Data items

_____

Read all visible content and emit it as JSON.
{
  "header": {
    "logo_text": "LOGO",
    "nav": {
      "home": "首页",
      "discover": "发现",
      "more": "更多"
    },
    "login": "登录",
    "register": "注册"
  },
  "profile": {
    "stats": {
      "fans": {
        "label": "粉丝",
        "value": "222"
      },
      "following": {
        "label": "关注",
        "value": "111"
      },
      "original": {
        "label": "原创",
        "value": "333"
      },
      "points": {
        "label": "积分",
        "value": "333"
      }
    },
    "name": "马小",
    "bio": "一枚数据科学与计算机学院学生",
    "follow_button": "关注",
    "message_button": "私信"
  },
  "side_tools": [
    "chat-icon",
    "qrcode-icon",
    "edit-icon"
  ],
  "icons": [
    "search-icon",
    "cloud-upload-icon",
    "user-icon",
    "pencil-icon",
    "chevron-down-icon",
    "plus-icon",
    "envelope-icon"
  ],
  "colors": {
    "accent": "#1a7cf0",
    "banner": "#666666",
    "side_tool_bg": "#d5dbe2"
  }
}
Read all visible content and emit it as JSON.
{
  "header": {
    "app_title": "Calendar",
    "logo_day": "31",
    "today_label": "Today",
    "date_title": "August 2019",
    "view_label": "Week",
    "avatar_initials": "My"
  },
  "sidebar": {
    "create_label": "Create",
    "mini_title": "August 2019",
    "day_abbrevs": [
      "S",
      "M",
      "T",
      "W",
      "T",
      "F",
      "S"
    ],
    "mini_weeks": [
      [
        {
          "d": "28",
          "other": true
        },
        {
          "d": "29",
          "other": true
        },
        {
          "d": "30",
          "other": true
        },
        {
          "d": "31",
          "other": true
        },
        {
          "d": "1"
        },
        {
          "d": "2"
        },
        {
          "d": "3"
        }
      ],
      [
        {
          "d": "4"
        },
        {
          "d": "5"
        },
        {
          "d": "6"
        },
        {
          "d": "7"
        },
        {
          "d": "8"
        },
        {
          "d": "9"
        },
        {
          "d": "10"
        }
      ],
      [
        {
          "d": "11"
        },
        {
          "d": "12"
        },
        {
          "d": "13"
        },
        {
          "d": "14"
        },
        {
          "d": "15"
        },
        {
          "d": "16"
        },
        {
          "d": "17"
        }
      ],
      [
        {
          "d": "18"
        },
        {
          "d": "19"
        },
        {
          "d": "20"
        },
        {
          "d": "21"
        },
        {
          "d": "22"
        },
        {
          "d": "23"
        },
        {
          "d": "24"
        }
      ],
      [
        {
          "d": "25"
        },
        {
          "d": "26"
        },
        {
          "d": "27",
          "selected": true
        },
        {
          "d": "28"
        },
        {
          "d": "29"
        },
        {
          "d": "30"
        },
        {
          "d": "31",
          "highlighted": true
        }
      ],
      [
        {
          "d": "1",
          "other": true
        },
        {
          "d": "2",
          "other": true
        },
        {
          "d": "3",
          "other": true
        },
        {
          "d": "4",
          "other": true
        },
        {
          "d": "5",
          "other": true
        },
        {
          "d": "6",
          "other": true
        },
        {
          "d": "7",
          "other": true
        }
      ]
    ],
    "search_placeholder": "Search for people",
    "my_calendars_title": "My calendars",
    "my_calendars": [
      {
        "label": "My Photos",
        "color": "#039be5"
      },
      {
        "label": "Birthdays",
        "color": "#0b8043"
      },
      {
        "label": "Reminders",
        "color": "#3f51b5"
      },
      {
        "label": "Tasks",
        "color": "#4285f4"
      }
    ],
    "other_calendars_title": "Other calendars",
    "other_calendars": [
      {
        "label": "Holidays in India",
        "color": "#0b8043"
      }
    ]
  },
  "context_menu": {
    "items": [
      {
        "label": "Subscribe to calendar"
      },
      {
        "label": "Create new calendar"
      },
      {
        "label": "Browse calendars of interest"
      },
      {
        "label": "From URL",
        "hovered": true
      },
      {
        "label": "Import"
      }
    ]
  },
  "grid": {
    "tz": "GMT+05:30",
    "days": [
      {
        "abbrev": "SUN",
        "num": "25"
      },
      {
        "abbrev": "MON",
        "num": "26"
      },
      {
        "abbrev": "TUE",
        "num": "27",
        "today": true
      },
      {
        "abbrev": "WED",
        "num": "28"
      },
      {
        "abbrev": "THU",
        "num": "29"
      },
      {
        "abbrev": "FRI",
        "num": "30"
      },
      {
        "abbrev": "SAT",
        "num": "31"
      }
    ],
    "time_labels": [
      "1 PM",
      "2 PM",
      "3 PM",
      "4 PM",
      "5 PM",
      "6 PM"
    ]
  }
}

_____

Filter the records above for "August" and copy every matching line.

    "date_title": "August 2019",
    "mini_title": "August 2019",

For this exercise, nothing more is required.